* **Entries from a visual dataset**:

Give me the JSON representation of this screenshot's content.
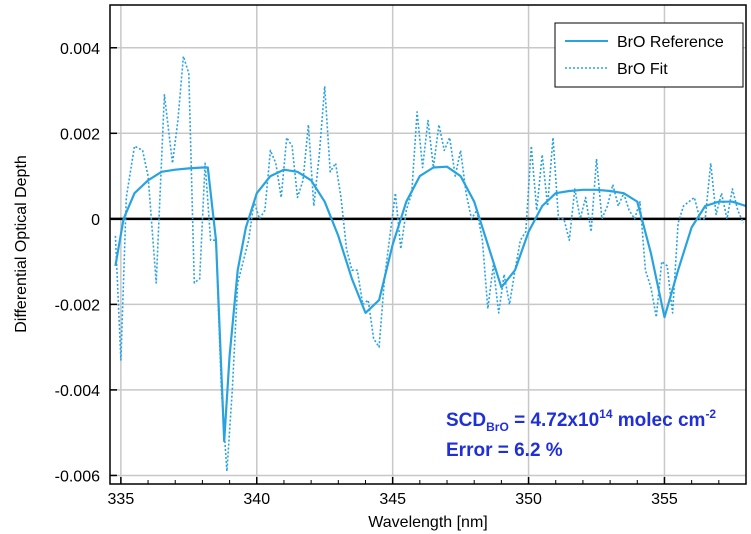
{
  "chart_data": {
    "type": "line",
    "xlabel": "Wavelength [nm]",
    "ylabel": "Differential Optical Depth",
    "xlim": [
      334.6,
      358.0
    ],
    "ylim": [
      -0.0062,
      0.005
    ],
    "xticks": [
      335,
      340,
      345,
      350,
      355
    ],
    "xtick_labels": [
      "335",
      "340",
      "345",
      "350",
      "355"
    ],
    "yticks": [
      0.004,
      0.002,
      0,
      -0.002,
      -0.004,
      -0.006
    ],
    "ytick_labels": [
      "0.004",
      "0.002",
      "0",
      "-0.002",
      "-0.004",
      "-0.006"
    ],
    "grid": true,
    "legend_position": "top-right",
    "colors": {
      "reference": "#29a3e0",
      "fit": "#29a3e0",
      "annotation": "#1f2fd9",
      "grid": "#c8c8c8",
      "zero_line": "#000000"
    },
    "series": [
      {
        "name": "BrO Reference",
        "style": "solid",
        "x": [
          334.8,
          335.1,
          335.5,
          336.0,
          336.5,
          337.0,
          337.5,
          338.0,
          338.2,
          338.5,
          338.8,
          339.0,
          339.3,
          339.6,
          340.0,
          340.5,
          341.0,
          341.5,
          342.0,
          342.5,
          343.0,
          343.5,
          344.0,
          344.5,
          345.0,
          345.5,
          346.0,
          346.5,
          347.0,
          347.5,
          348.0,
          348.5,
          349.0,
          349.5,
          350.0,
          350.5,
          351.0,
          351.5,
          352.0,
          352.5,
          353.0,
          353.5,
          354.0,
          354.5,
          355.0,
          355.5,
          356.0,
          356.5,
          357.0,
          357.5,
          358.0
        ],
        "y": [
          -0.0011,
          0.0,
          0.0006,
          0.0009,
          0.0011,
          0.00115,
          0.00118,
          0.0012,
          0.0012,
          -0.0005,
          -0.0052,
          -0.0032,
          -0.0012,
          -0.0002,
          0.0006,
          0.001,
          0.00115,
          0.0011,
          0.0009,
          0.0004,
          -0.0004,
          -0.0014,
          -0.0022,
          -0.0019,
          -0.0006,
          0.0004,
          0.001,
          0.0012,
          0.00122,
          0.001,
          0.0004,
          -0.0006,
          -0.0016,
          -0.0012,
          -0.0003,
          0.0003,
          0.0006,
          0.00065,
          0.00068,
          0.00068,
          0.00065,
          0.0006,
          0.0004,
          -0.0008,
          -0.0023,
          -0.0012,
          -0.0002,
          0.0003,
          0.0004,
          0.0004,
          0.0003
        ]
      },
      {
        "name": "BrO Fit",
        "style": "dotted",
        "x": [
          334.8,
          335.0,
          335.2,
          335.5,
          335.8,
          336.0,
          336.3,
          336.6,
          336.9,
          337.1,
          337.3,
          337.5,
          337.7,
          337.9,
          338.1,
          338.3,
          338.5,
          338.7,
          338.9,
          339.1,
          339.3,
          339.5,
          339.7,
          339.9,
          340.1,
          340.3,
          340.5,
          340.7,
          340.9,
          341.1,
          341.3,
          341.5,
          341.7,
          341.9,
          342.1,
          342.3,
          342.5,
          342.7,
          342.9,
          343.1,
          343.3,
          343.5,
          343.7,
          343.9,
          344.1,
          344.3,
          344.5,
          344.7,
          344.9,
          345.1,
          345.3,
          345.5,
          345.7,
          345.9,
          346.1,
          346.3,
          346.5,
          346.7,
          346.9,
          347.1,
          347.3,
          347.5,
          347.7,
          347.9,
          348.1,
          348.3,
          348.5,
          348.7,
          348.9,
          349.1,
          349.3,
          349.5,
          349.7,
          349.9,
          350.1,
          350.3,
          350.5,
          350.7,
          350.9,
          351.1,
          351.3,
          351.5,
          351.7,
          351.9,
          352.1,
          352.3,
          352.5,
          352.7,
          352.9,
          353.1,
          353.3,
          353.5,
          353.7,
          353.9,
          354.1,
          354.3,
          354.5,
          354.7,
          354.9,
          355.1,
          355.3,
          355.5,
          355.7,
          355.9,
          356.1,
          356.3,
          356.5,
          356.7,
          356.9,
          357.1,
          357.3,
          357.5,
          357.7,
          357.9
        ],
        "y": [
          -0.0004,
          -0.0033,
          0.0005,
          0.0017,
          0.0016,
          0.001,
          -0.0015,
          0.0029,
          0.0013,
          0.0023,
          0.0038,
          0.0034,
          -0.0015,
          -0.0014,
          0.0013,
          -0.0005,
          -0.0005,
          -0.004,
          -0.0059,
          -0.004,
          -0.0015,
          -0.001,
          -0.0005,
          0.0004,
          0.0,
          0.0002,
          0.0016,
          0.0013,
          0.0005,
          0.0019,
          0.0017,
          0.0005,
          0.0009,
          0.0022,
          0.0003,
          0.0015,
          0.0031,
          0.0011,
          0.0013,
          0.0005,
          -0.0007,
          -0.0012,
          -0.0012,
          -0.002,
          -0.0019,
          -0.0028,
          -0.003,
          -0.0014,
          -0.0004,
          0.0006,
          -0.0007,
          0.0002,
          0.0006,
          0.0025,
          0.0012,
          0.0023,
          0.0012,
          0.0022,
          0.0016,
          0.0019,
          0.001,
          0.0016,
          0.0006,
          0.0,
          0.0002,
          -0.0005,
          -0.0021,
          -0.0011,
          -0.0022,
          -0.0013,
          -0.002,
          -0.0012,
          -0.0005,
          -0.0003,
          0.0017,
          0.0002,
          0.0015,
          0.0003,
          0.0019,
          0.0,
          0.0,
          -0.0005,
          0.0007,
          0.0,
          0.0005,
          -0.0003,
          0.0014,
          0.0,
          0.0003,
          0.0008,
          0.0003,
          0.0006,
          0.0002,
          0.0,
          0.0004,
          -0.0012,
          -0.0016,
          -0.0023,
          -0.001,
          -0.0011,
          -0.0022,
          -0.0001,
          0.0003,
          0.0004,
          0.0005,
          0.0,
          0.0,
          0.0013,
          0.0001,
          0.0006,
          0.0,
          0.0007,
          0.0002,
          -0.0001
        ]
      }
    ],
    "annotation": {
      "line1_prefix": "SCD",
      "line1_sub": "BrO",
      "line1_mid": " = 4.72x10",
      "line1_sup": "14",
      "line1_unit": " molec cm",
      "line1_unit_sup": "-2",
      "line2": "Error = 6.2 %"
    }
  }
}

* **Instruction**: Each record above should be copied character for character, with pictures dropped.

* **Response**:
Give me the JSON representation of this screenshot's content.
{
  "chart_data": {
    "type": "line",
    "xlabel": "Wavelength [nm]",
    "ylabel": "Differential Optical Depth",
    "xlim": [
      334.6,
      358.0
    ],
    "ylim": [
      -0.0062,
      0.005
    ],
    "xticks": [
      335,
      340,
      345,
      350,
      355
    ],
    "xtick_labels": [
      "335",
      "340",
      "345",
      "350",
      "355"
    ],
    "yticks": [
      0.004,
      0.002,
      0,
      -0.002,
      -0.004,
      -0.006
    ],
    "ytick_labels": [
      "0.004",
      "0.002",
      "0",
      "-0.002",
      "-0.004",
      "-0.006"
    ],
    "grid": true,
    "legend_position": "top-right",
    "colors": {
      "reference": "#29a3e0",
      "fit": "#29a3e0",
      "annotation": "#1f2fd9",
      "grid": "#c8c8c8",
      "zero_line": "#000000"
    },
    "series": [
      {
        "name": "BrO Reference",
        "style": "solid",
        "x": [
          334.8,
          335.1,
          335.5,
          336.0,
          336.5,
          337.0,
          337.5,
          338.0,
          338.2,
          338.5,
          338.8,
          339.0,
          339.3,
          339.6,
          340.0,
          340.5,
          341.0,
          341.5,
          342.0,
          342.5,
          343.0,
          343.5,
          344.0,
          344.5,
          345.0,
          345.5,
          346.0,
          346.5,
          347.0,
          347.5,
          348.0,
          348.5,
          349.0,
          349.5,
          350.0,
          350.5,
          351.0,
          351.5,
          352.0,
          352.5,
          353.0,
          353.5,
          354.0,
          354.5,
          355.0,
          355.5,
          356.0,
          356.5,
          357.0,
          357.5,
          358.0
        ],
        "y": [
          -0.0011,
          0.0,
          0.0006,
          0.0009,
          0.0011,
          0.00115,
          0.00118,
          0.0012,
          0.0012,
          -0.0005,
          -0.0052,
          -0.0032,
          -0.0012,
          -0.0002,
          0.0006,
          0.001,
          0.00115,
          0.0011,
          0.0009,
          0.0004,
          -0.0004,
          -0.0014,
          -0.0022,
          -0.0019,
          -0.0006,
          0.0004,
          0.001,
          0.0012,
          0.00122,
          0.001,
          0.0004,
          -0.0006,
          -0.0016,
          -0.0012,
          -0.0003,
          0.0003,
          0.0006,
          0.00065,
          0.00068,
          0.00068,
          0.00065,
          0.0006,
          0.0004,
          -0.0008,
          -0.0023,
          -0.0012,
          -0.0002,
          0.0003,
          0.0004,
          0.0004,
          0.0003
        ]
      },
      {
        "name": "BrO Fit",
        "style": "dotted",
        "x": [
          334.8,
          335.0,
          335.2,
          335.5,
          335.8,
          336.0,
          336.3,
          336.6,
          336.9,
          337.1,
          337.3,
          337.5,
          337.7,
          337.9,
          338.1,
          338.3,
          338.5,
          338.7,
          338.9,
          339.1,
          339.3,
          339.5,
          339.7,
          339.9,
          340.1,
          340.3,
          340.5,
          340.7,
          340.9,
          341.1,
          341.3,
          341.5,
          341.7,
          341.9,
          342.1,
          342.3,
          342.5,
          342.7,
          342.9,
          343.1,
          343.3,
          343.5,
          343.7,
          343.9,
          344.1,
          344.3,
          344.5,
          344.7,
          344.9,
          345.1,
          345.3,
          345.5,
          345.7,
          345.9,
          346.1,
          346.3,
          346.5,
          346.7,
          346.9,
          347.1,
          347.3,
          347.5,
          347.7,
          347.9,
          348.1,
          348.3,
          348.5,
          348.7,
          348.9,
          349.1,
          349.3,
          349.5,
          349.7,
          349.9,
          350.1,
          350.3,
          350.5,
          350.7,
          350.9,
          351.1,
          351.3,
          351.5,
          351.7,
          351.9,
          352.1,
          352.3,
          352.5,
          352.7,
          352.9,
          353.1,
          353.3,
          353.5,
          353.7,
          353.9,
          354.1,
          354.3,
          354.5,
          354.7,
          354.9,
          355.1,
          355.3,
          355.5,
          355.7,
          355.9,
          356.1,
          356.3,
          356.5,
          356.7,
          356.9,
          357.1,
          357.3,
          357.5,
          357.7,
          357.9
        ],
        "y": [
          -0.0004,
          -0.0033,
          0.0005,
          0.0017,
          0.0016,
          0.001,
          -0.0015,
          0.0029,
          0.0013,
          0.0023,
          0.0038,
          0.0034,
          -0.0015,
          -0.0014,
          0.0013,
          -0.0005,
          -0.0005,
          -0.004,
          -0.0059,
          -0.004,
          -0.0015,
          -0.001,
          -0.0005,
          0.0004,
          0.0,
          0.0002,
          0.0016,
          0.0013,
          0.0005,
          0.0019,
          0.0017,
          0.0005,
          0.0009,
          0.0022,
          0.0003,
          0.0015,
          0.0031,
          0.0011,
          0.0013,
          0.0005,
          -0.0007,
          -0.0012,
          -0.0012,
          -0.002,
          -0.0019,
          -0.0028,
          -0.003,
          -0.0014,
          -0.0004,
          0.0006,
          -0.0007,
          0.0002,
          0.0006,
          0.0025,
          0.0012,
          0.0023,
          0.0012,
          0.0022,
          0.0016,
          0.0019,
          0.001,
          0.0016,
          0.0006,
          0.0,
          0.0002,
          -0.0005,
          -0.0021,
          -0.0011,
          -0.0022,
          -0.0013,
          -0.002,
          -0.0012,
          -0.0005,
          -0.0003,
          0.0017,
          0.0002,
          0.0015,
          0.0003,
          0.0019,
          0.0,
          0.0,
          -0.0005,
          0.0007,
          0.0,
          0.0005,
          -0.0003,
          0.0014,
          0.0,
          0.0003,
          0.0008,
          0.0003,
          0.0006,
          0.0002,
          0.0,
          0.0004,
          -0.0012,
          -0.0016,
          -0.0023,
          -0.001,
          -0.0011,
          -0.0022,
          -0.0001,
          0.0003,
          0.0004,
          0.0005,
          0.0,
          0.0,
          0.0013,
          0.0001,
          0.0006,
          0.0,
          0.0007,
          0.0002,
          -0.0001
        ]
      }
    ],
    "annotation": {
      "line1_prefix": "SCD",
      "line1_sub": "BrO",
      "line1_mid": " = 4.72x10",
      "line1_sup": "14",
      "line1_unit": " molec cm",
      "line1_unit_sup": "-2",
      "line2": "Error = 6.2 %"
    }
  }
}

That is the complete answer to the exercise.